### Record set ###
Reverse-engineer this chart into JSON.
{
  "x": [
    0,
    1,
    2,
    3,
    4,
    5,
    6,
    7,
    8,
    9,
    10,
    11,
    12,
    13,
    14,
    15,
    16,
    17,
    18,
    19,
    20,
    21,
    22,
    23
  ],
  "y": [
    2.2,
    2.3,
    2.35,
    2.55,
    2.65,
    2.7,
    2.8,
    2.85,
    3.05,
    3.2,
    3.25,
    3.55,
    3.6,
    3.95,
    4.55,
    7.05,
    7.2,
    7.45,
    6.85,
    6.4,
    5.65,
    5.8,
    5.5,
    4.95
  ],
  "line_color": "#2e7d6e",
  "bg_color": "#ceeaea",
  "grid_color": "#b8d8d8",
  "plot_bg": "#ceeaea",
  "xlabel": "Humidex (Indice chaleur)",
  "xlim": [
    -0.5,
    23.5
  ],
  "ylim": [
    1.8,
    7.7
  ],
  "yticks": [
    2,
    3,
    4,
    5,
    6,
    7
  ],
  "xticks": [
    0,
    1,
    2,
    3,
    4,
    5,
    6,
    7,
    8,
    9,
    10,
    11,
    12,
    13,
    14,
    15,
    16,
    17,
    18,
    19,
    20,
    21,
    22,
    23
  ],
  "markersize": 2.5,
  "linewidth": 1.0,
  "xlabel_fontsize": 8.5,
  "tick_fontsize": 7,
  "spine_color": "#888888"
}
###
▶ _Directions_:
Write out every record shown above, word for word.

▶ _Correct response_:
Reverse-engineer this chart into JSON.
{
  "x": [
    0,
    1,
    2,
    3,
    4,
    5,
    6,
    7,
    8,
    9,
    10,
    11,
    12,
    13,
    14,
    15,
    16,
    17,
    18,
    19,
    20,
    21,
    22,
    23
  ],
  "y": [
    2.2,
    2.3,
    2.35,
    2.55,
    2.65,
    2.7,
    2.8,
    2.85,
    3.05,
    3.2,
    3.25,
    3.55,
    3.6,
    3.95,
    4.55,
    7.05,
    7.2,
    7.45,
    6.85,
    6.4,
    5.65,
    5.8,
    5.5,
    4.95
  ],
  "line_color": "#2e7d6e",
  "bg_color": "#ceeaea",
  "grid_color": "#b8d8d8",
  "plot_bg": "#ceeaea",
  "xlabel": "Humidex (Indice chaleur)",
  "xlim": [
    -0.5,
    23.5
  ],
  "ylim": [
    1.8,
    7.7
  ],
  "yticks": [
    2,
    3,
    4,
    5,
    6,
    7
  ],
  "xticks": [
    0,
    1,
    2,
    3,
    4,
    5,
    6,
    7,
    8,
    9,
    10,
    11,
    12,
    13,
    14,
    15,
    16,
    17,
    18,
    19,
    20,
    21,
    22,
    23
  ],
  "markersize": 2.5,
  "linewidth": 1.0,
  "xlabel_fontsize": 8.5,
  "tick_fontsize": 7,
  "spine_color": "#888888"
}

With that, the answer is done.